▶ [Source records]:
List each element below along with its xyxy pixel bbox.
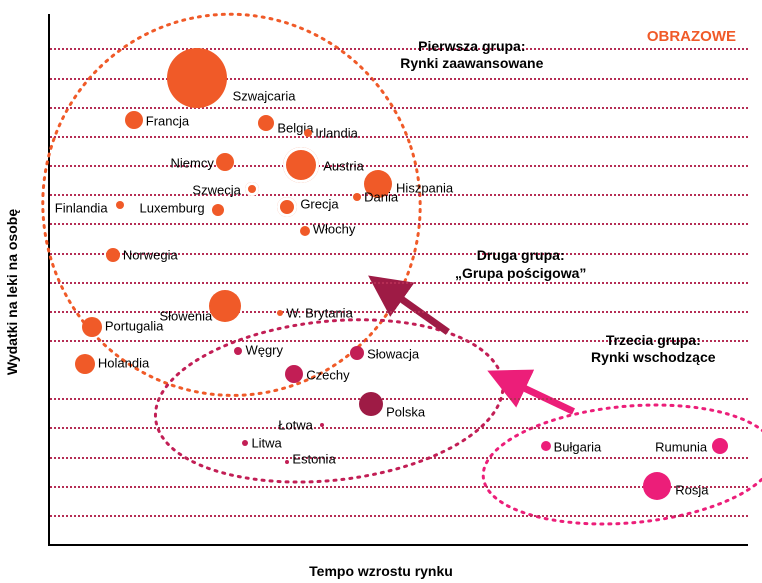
bubble-label-francja: Francja bbox=[146, 114, 189, 129]
bubble-label-finlandia: Finlandia bbox=[55, 200, 108, 215]
bubble-label-hiszpania: Hiszpania bbox=[396, 180, 453, 195]
bubble-label-rosja: Rosja bbox=[675, 482, 708, 497]
gridline bbox=[50, 107, 748, 109]
bubble-label-portugalia: Portugalia bbox=[105, 318, 164, 333]
bubble-norwegia bbox=[106, 248, 120, 262]
bubble-label-czechy: Czechy bbox=[306, 368, 349, 383]
bubble-grecja bbox=[277, 197, 297, 217]
bubble-label-polska: Polska bbox=[386, 404, 425, 419]
bubble-label-irlandia: Irlandia bbox=[315, 126, 358, 141]
bubble-finlandia bbox=[116, 201, 124, 209]
bubble-rosja bbox=[643, 472, 671, 500]
bubble-label-szwajcaria: Szwajcaria bbox=[233, 88, 296, 103]
gridline bbox=[50, 282, 748, 284]
bubble-litwa bbox=[242, 440, 248, 446]
corner-label: OBRAZOWE bbox=[647, 28, 736, 45]
bubble-rumunia bbox=[712, 438, 728, 454]
group-title-l2: „Grupa pościgowa” bbox=[455, 265, 586, 281]
group-title-l2: Rynki wschodzące bbox=[591, 349, 716, 365]
bubble-label-luxemburg: Luxemburg bbox=[140, 201, 205, 216]
gridline bbox=[50, 223, 748, 225]
bubble-niemcy bbox=[216, 153, 234, 171]
bubble-label-grecja: Grecja bbox=[300, 197, 338, 212]
bubble-slowacja bbox=[350, 346, 364, 360]
group-ellipse-g2 bbox=[147, 304, 511, 499]
gridline bbox=[50, 78, 748, 80]
bubble-label-rumunia: Rumunia bbox=[655, 439, 707, 454]
bubble-estonia bbox=[285, 460, 289, 464]
group-title-l1: Pierwsza grupa: bbox=[418, 38, 525, 54]
x-axis-label: Tempo wzrostu rynku bbox=[0, 563, 762, 579]
plot-area: Pierwsza grupa:Rynki zaawansowane Druga g… bbox=[48, 14, 748, 546]
bubble-wegry bbox=[234, 347, 242, 355]
group-title-g1: Pierwsza grupa:Rynki zaawansowane bbox=[392, 38, 552, 73]
bubble-irlandia bbox=[304, 129, 312, 137]
group-title-l2: Rynki zaawansowane bbox=[400, 55, 543, 71]
bubble-portugalia bbox=[82, 317, 102, 337]
bubble-label-dania: Dania bbox=[364, 189, 398, 204]
gridline bbox=[50, 427, 748, 429]
bubble-label-norwegia: Norwegia bbox=[123, 248, 178, 263]
y-axis-label: Wydatki na leki na osobę bbox=[4, 209, 20, 375]
bubble-label-lotwa: Łotwa bbox=[278, 417, 313, 432]
bubble-wbrytania bbox=[277, 310, 283, 316]
bubble-austria bbox=[283, 147, 319, 183]
bubble-label-austria: Austria bbox=[323, 159, 363, 174]
gridline bbox=[50, 165, 748, 167]
bubble-bulgaria bbox=[541, 441, 551, 451]
bubble-lotwa bbox=[320, 423, 324, 427]
bubble-label-holandia: Holandia bbox=[98, 355, 149, 370]
bubble-belgia bbox=[258, 115, 274, 131]
bubble-dania bbox=[353, 193, 361, 201]
gridline bbox=[50, 136, 748, 138]
group-title-g3: Trzecia grupa:Rynki wschodzące bbox=[573, 332, 733, 367]
bubble-slowenia bbox=[209, 290, 241, 322]
bubble-label-wegry: Węgry bbox=[245, 342, 283, 357]
bubble-czechy bbox=[285, 365, 303, 383]
bubble-label-bulgaria: Bułgaria bbox=[554, 439, 602, 454]
bubble-label-slowenia: Słowenia bbox=[160, 308, 213, 323]
bubble-polska bbox=[359, 392, 383, 416]
gridline bbox=[50, 311, 748, 313]
group-title-l1: Druga grupa: bbox=[477, 247, 565, 263]
gridline bbox=[50, 515, 748, 517]
group-arrow-g2 bbox=[396, 295, 448, 332]
bubble-holandia bbox=[75, 354, 95, 374]
bubble-label-wlochy: Włochy bbox=[313, 222, 356, 237]
bubble-label-szwecja: Szwecja bbox=[192, 182, 240, 197]
bubble-francja bbox=[125, 111, 143, 129]
bubble-wlochy bbox=[300, 226, 310, 236]
bubble-luxemburg bbox=[212, 204, 224, 216]
gridline bbox=[50, 398, 748, 400]
chart-container: Wydatki na leki na osobę Tempo wzrostu r… bbox=[0, 0, 762, 583]
bubble-label-litwa: Litwa bbox=[251, 436, 281, 451]
bubble-szwecja bbox=[245, 182, 259, 196]
bubble-label-wbrytania: W. Brytania bbox=[286, 306, 352, 321]
bubble-label-estonia: Estonia bbox=[292, 451, 335, 466]
bubble-szwajcaria bbox=[167, 48, 227, 108]
bubble-label-niemcy: Niemcy bbox=[171, 156, 214, 171]
bubble-label-slowacja: Słowacja bbox=[367, 347, 419, 362]
group-title-g2: Druga grupa: „Grupa pościgowa” bbox=[441, 247, 601, 282]
gridline bbox=[50, 457, 748, 459]
overlay-svg bbox=[50, 14, 748, 544]
group-title-l1: Trzecia grupa: bbox=[606, 332, 701, 348]
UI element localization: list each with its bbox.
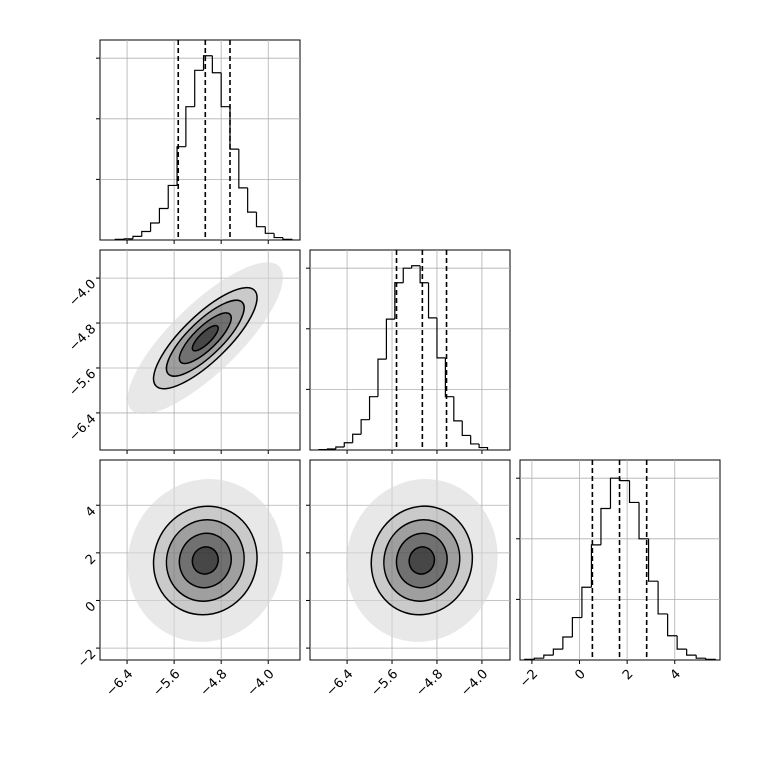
hist-bin [437, 318, 445, 358]
hist-bin [582, 587, 592, 617]
hist-bin [230, 107, 239, 149]
hist-bin [370, 397, 378, 420]
hist-bin [221, 73, 230, 107]
hist-bin [429, 283, 437, 318]
density [108, 242, 304, 435]
hist-bin [677, 636, 687, 649]
hist-bin [462, 421, 470, 436]
y-tick-label: 0 [83, 599, 99, 615]
x-tick-label: 0 [572, 667, 588, 683]
hist-bin [195, 70, 204, 106]
hist-bin [534, 658, 544, 659]
hist-bin [610, 478, 620, 508]
y-tick-label: −4.8 [66, 322, 99, 355]
y-tick-label: −6.4 [66, 412, 99, 445]
hist-bin [274, 233, 283, 237]
x-tick-label: −4.0 [458, 667, 491, 700]
hist-bin [403, 268, 411, 283]
hist-bin [353, 434, 361, 442]
hist-bin [361, 420, 369, 435]
hist-bin [525, 659, 535, 660]
y-tick-label: −4.0 [66, 277, 99, 310]
hist-bin [248, 188, 257, 212]
hist-bin [283, 238, 292, 240]
hist-bin [687, 649, 697, 655]
hist-bin [668, 614, 678, 636]
x-tick-label: −6.4 [103, 667, 136, 700]
x-tick-label: −2 [517, 667, 541, 691]
x-tick-label: −5.6 [368, 667, 401, 700]
hist-bin [336, 447, 344, 449]
hist-bin [239, 149, 248, 188]
density [325, 460, 518, 662]
hist-bin [572, 618, 582, 637]
y-tick-label: −5.6 [66, 367, 99, 400]
x-tick-label: −4.0 [245, 667, 278, 700]
hist-bin [479, 444, 487, 450]
hist-bin [344, 443, 352, 447]
hist-bin [630, 481, 640, 503]
hist-bin [327, 449, 335, 450]
hist-bin [553, 649, 563, 655]
hist-bin [601, 508, 611, 544]
x-tick-label: −5.6 [150, 667, 183, 700]
x-tick-label: 2 [620, 667, 636, 683]
panel-frame [310, 250, 510, 450]
hist-bin [706, 658, 716, 660]
hist-bin [115, 239, 124, 240]
hist-bin [124, 239, 133, 240]
hist-bin [696, 655, 706, 658]
hist-bin [265, 227, 274, 234]
y-tick-label: −2 [75, 647, 99, 671]
hist-bin [159, 208, 168, 223]
hist-bin [151, 223, 160, 231]
hist-bin [658, 581, 668, 614]
hist-bin [256, 212, 265, 227]
hist-bin [471, 435, 479, 443]
y-tick-label: 4 [83, 504, 99, 520]
x-tick-label: −6.4 [323, 667, 356, 700]
hist-bin [186, 107, 195, 147]
hist-bin [168, 185, 177, 208]
hist-bin [386, 319, 394, 359]
density [102, 455, 308, 667]
x-tick-label: −4.8 [198, 667, 231, 700]
hist-bin [142, 232, 151, 237]
x-tick-label: 4 [668, 667, 684, 683]
x-tick-label: −4.8 [413, 667, 446, 700]
hist-bin [133, 236, 142, 238]
hist-bin [378, 359, 386, 397]
hist-bin [649, 539, 659, 581]
y-tick-label: 2 [83, 552, 99, 568]
hist-bin [544, 655, 554, 658]
hist-bin [563, 637, 573, 649]
hist-bin [454, 397, 462, 421]
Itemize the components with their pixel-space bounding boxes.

▶ [Challenge]:
Can you give the data again, starting with the line containing "hist-bin [437, 318, 445, 358]" and going on through the line containing "density [325, 460, 518, 662]", with every "density" switched to "kde-curve" and all else unchanged?

▶ [Full output]:
hist-bin [437, 318, 445, 358]
hist-bin [582, 587, 592, 617]
hist-bin [230, 107, 239, 149]
hist-bin [370, 397, 378, 420]
hist-bin [221, 73, 230, 107]
hist-bin [429, 283, 437, 318]
kde-curve [108, 242, 304, 435]
hist-bin [677, 636, 687, 649]
hist-bin [462, 421, 470, 436]
y-tick-label: 0 [83, 599, 99, 615]
x-tick-label: 0 [572, 667, 588, 683]
hist-bin [195, 70, 204, 106]
hist-bin [534, 658, 544, 659]
hist-bin [610, 478, 620, 508]
y-tick-label: −4.8 [66, 322, 99, 355]
y-tick-label: −6.4 [66, 412, 99, 445]
hist-bin [274, 233, 283, 237]
x-tick-label: −4.0 [458, 667, 491, 700]
hist-bin [403, 268, 411, 283]
hist-bin [353, 434, 361, 442]
hist-bin [361, 420, 369, 435]
hist-bin [525, 659, 535, 660]
y-tick-label: −4.0 [66, 277, 99, 310]
hist-bin [248, 188, 257, 212]
hist-bin [283, 238, 292, 240]
hist-bin [687, 649, 697, 655]
hist-bin [668, 614, 678, 636]
x-tick-label: −6.4 [103, 667, 136, 700]
x-tick-label: −2 [517, 667, 541, 691]
x-tick-label: −5.6 [368, 667, 401, 700]
hist-bin [336, 447, 344, 449]
hist-bin [239, 149, 248, 188]
kde-curve [325, 460, 518, 662]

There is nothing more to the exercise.